— Begin Data —
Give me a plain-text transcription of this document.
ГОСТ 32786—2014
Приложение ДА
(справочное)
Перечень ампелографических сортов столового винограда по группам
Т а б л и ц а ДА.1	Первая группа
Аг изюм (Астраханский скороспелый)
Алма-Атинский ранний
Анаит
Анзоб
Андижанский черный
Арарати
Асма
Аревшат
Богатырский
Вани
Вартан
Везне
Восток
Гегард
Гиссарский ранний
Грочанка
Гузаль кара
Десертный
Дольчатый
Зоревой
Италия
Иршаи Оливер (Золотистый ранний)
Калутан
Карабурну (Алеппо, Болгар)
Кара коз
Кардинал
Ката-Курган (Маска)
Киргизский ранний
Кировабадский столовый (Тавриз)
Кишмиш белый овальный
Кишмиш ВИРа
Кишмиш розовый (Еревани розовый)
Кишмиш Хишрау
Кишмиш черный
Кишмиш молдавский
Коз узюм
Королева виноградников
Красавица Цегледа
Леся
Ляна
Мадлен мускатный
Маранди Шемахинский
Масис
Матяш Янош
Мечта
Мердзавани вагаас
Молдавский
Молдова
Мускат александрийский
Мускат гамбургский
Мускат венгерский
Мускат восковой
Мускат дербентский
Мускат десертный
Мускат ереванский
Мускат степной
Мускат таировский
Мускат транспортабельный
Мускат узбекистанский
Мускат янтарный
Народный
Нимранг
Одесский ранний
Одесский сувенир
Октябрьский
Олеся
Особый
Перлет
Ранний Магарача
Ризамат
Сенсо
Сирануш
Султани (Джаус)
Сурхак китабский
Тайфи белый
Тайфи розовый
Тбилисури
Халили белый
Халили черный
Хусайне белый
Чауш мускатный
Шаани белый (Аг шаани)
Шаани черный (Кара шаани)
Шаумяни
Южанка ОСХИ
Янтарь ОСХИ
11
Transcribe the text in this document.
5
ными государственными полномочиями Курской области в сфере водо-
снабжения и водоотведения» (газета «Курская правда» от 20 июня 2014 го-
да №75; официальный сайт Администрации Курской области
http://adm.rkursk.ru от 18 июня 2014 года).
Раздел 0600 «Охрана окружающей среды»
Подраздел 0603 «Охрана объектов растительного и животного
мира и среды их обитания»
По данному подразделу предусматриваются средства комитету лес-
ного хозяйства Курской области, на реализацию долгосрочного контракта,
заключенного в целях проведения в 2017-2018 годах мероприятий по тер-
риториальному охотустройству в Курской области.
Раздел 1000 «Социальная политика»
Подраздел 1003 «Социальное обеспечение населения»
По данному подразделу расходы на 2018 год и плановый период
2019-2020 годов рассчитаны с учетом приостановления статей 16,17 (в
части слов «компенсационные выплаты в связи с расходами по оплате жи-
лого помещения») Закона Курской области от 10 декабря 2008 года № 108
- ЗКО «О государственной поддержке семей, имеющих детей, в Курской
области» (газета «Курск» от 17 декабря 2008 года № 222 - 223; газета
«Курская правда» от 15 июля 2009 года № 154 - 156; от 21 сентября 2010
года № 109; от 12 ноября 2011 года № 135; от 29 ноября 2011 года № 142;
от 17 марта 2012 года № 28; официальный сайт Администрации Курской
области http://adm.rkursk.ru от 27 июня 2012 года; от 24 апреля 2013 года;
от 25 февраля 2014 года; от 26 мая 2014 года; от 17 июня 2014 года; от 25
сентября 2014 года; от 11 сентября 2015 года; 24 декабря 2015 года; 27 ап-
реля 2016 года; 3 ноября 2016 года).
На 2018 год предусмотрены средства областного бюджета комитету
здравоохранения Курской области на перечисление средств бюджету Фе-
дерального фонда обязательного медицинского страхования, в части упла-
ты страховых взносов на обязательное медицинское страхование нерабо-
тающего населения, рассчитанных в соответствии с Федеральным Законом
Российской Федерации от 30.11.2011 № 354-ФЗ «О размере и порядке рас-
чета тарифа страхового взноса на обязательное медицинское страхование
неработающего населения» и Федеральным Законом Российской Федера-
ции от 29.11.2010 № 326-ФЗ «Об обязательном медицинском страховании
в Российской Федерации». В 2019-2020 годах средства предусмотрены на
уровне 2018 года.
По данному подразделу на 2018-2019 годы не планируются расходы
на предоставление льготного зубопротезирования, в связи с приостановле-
— End Data —
▶ **Written request**: Copy out all lines from the material above that contain the string "шаани".

▶ **Result below**:
Шаани белый (Аг шаани)
Шаани черный (Кара шаани)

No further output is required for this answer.